__Dataset__:
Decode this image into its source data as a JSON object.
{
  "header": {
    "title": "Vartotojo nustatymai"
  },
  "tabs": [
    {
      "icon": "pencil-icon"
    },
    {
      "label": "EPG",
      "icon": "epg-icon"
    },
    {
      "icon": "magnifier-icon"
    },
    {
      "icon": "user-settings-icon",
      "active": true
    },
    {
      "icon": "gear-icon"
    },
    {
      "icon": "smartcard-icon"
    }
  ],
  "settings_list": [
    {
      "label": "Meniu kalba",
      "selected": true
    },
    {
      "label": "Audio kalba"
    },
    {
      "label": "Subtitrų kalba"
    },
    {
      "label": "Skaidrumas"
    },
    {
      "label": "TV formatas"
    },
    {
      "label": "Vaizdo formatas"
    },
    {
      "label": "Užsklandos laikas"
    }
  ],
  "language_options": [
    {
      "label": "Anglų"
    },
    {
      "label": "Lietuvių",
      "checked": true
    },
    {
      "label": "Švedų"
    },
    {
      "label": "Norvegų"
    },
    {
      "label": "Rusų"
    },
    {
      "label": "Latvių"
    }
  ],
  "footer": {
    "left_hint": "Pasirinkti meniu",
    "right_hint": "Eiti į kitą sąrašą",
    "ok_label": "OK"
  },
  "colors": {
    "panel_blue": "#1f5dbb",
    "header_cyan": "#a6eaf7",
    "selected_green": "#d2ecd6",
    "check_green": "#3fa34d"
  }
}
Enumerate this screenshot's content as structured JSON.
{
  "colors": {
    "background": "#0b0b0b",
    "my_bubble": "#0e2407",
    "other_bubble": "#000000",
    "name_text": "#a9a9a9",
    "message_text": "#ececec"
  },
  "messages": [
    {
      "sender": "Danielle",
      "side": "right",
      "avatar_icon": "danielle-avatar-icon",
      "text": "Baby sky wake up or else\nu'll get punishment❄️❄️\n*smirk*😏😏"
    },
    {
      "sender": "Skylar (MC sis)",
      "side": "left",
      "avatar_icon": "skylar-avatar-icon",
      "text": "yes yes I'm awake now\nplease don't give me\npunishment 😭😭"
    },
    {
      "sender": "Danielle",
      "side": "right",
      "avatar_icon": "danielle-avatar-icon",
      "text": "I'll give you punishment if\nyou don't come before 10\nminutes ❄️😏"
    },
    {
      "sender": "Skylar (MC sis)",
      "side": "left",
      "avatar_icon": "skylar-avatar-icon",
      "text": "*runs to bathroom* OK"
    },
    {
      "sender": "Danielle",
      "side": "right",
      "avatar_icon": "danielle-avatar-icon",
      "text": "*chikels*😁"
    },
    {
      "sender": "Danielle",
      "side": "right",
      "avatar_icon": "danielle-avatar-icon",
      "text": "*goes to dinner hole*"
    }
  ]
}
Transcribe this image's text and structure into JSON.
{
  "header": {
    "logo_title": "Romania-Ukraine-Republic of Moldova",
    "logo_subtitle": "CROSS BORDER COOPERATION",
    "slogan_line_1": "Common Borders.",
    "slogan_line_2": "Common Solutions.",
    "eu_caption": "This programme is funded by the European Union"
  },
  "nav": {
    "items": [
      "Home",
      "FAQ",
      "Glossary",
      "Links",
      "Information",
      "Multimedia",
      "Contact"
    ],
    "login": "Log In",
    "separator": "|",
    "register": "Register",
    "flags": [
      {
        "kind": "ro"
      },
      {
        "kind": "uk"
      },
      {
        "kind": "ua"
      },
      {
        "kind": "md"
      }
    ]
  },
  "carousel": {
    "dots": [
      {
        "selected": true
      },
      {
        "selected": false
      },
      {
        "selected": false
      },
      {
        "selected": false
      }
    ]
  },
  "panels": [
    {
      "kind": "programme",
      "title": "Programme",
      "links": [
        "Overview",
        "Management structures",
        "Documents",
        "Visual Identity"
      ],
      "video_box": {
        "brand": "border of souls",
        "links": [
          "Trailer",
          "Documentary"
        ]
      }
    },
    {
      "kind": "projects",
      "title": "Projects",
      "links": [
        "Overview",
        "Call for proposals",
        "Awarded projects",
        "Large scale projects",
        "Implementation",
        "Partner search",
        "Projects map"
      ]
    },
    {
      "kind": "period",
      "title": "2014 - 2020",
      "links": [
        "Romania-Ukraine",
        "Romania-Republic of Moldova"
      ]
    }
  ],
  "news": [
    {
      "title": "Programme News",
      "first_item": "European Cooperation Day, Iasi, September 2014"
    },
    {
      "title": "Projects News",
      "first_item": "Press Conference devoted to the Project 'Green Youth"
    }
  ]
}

__Given exercise__: Take the entries above and copy them out exactly.

__Exercise solution__:
Decode this image into its source data as a JSON object.
{
  "header": {
    "title": "Vartotojo nustatymai"
  },
  "tabs": [
    {
      "icon": "pencil-icon"
    },
    {
      "label": "EPG",
      "icon": "epg-icon"
    },
    {
      "icon": "magnifier-icon"
    },
    {
      "icon": "user-settings-icon",
      "active": true
    },
    {
      "icon": "gear-icon"
    },
    {
      "icon": "smartcard-icon"
    }
  ],
  "settings_list": [
    {
      "label": "Meniu kalba",
      "selected": true
    },
    {
      "label": "Audio kalba"
    },
    {
      "label": "Subtitrų kalba"
    },
    {
      "label": "Skaidrumas"
    },
    {
      "label": "TV formatas"
    },
    {
      "label": "Vaizdo formatas"
    },
    {
      "label": "Užsklandos laikas"
    }
  ],
  "language_options": [
    {
      "label": "Anglų"
    },
    {
      "label": "Lietuvių",
      "checked": true
    },
    {
      "label": "Švedų"
    },
    {
      "label": "Norvegų"
    },
    {
      "label": "Rusų"
    },
    {
      "label": "Latvių"
    }
  ],
  "footer": {
    "left_hint": "Pasirinkti meniu",
    "right_hint": "Eiti į kitą sąrašą",
    "ok_label": "OK"
  },
  "colors": {
    "panel_blue": "#1f5dbb",
    "header_cyan": "#a6eaf7",
    "selected_green": "#d2ecd6",
    "check_green": "#3fa34d"
  }
}
Enumerate this screenshot's content as structured JSON.
{
  "colors": {
    "background": "#0b0b0b",
    "my_bubble": "#0e2407",
    "other_bubble": "#000000",
    "name_text": "#a9a9a9",
    "message_text": "#ececec"
  },
  "messages": [
    {
      "sender": "Danielle",
      "side": "right",
      "avatar_icon": "danielle-avatar-icon",
      "text": "Baby sky wake up or else\nu'll get punishment❄️❄️\n*smirk*😏😏"
    },
    {
      "sender": "Skylar (MC sis)",
      "side": "left",
      "avatar_icon": "skylar-avatar-icon",
      "text": "yes yes I'm awake now\nplease don't give me\npunishment 😭😭"
    },
    {
      "sender": "Danielle",
      "side": "right",
      "avatar_icon": "danielle-avatar-icon",
      "text": "I'll give you punishment if\nyou don't come before 10\nminutes ❄️😏"
    },
    {
      "sender": "Skylar (MC sis)",
      "side": "left",
      "avatar_icon": "skylar-avatar-icon",
      "text": "*runs to bathroom* OK"
    },
    {
      "sender": "Danielle",
      "side": "right",
      "avatar_icon": "danielle-avatar-icon",
      "text": "*chikels*😁"
    },
    {
      "sender": "Danielle",
      "side": "right",
      "avatar_icon": "danielle-avatar-icon",
      "text": "*goes to dinner hole*"
    }
  ]
}
Transcribe this image's text and structure into JSON.
{
  "header": {
    "logo_title": "Romania-Ukraine-Republic of Moldova",
    "logo_subtitle": "CROSS BORDER COOPERATION",
    "slogan_line_1": "Common Borders.",
    "slogan_line_2": "Common Solutions.",
    "eu_caption": "This programme is funded by the European Union"
  },
  "nav": {
    "items": [
      "Home",
      "FAQ",
      "Glossary",
      "Links",
      "Information",
      "Multimedia",
      "Contact"
    ],
    "login": "Log In",
    "separator": "|",
    "register": "Register",
    "flags": [
      {
        "kind": "ro"
      },
      {
        "kind": "uk"
      },
      {
        "kind": "ua"
      },
      {
        "kind": "md"
      }
    ]
  },
  "carousel": {
    "dots": [
      {
        "selected": true
      },
      {
        "selected": false
      },
      {
        "selected": false
      },
      {
        "selected": false
      }
    ]
  },
  "panels": [
    {
      "kind": "programme",
      "title": "Programme",
      "links": [
        "Overview",
        "Management structures",
        "Documents",
        "Visual Identity"
      ],
      "video_box": {
        "brand": "border of souls",
        "links": [
          "Trailer",
          "Documentary"
        ]
      }
    },
    {
      "kind": "projects",
      "title": "Projects",
      "links": [
        "Overview",
        "Call for proposals",
        "Awarded projects",
        "Large scale projects",
        "Implementation",
        "Partner search",
        "Projects map"
      ]
    },
    {
      "kind": "period",
      "title": "2014 - 2020",
      "links": [
        "Romania-Ukraine",
        "Romania-Republic of Moldova"
      ]
    }
  ],
  "news": [
    {
      "title": "Programme News",
      "first_item": "European Cooperation Day, Iasi, September 2014"
    },
    {
      "title": "Projects News",
      "first_item": "Press Conference devoted to the Project 'Green Youth"
    }
  ]
}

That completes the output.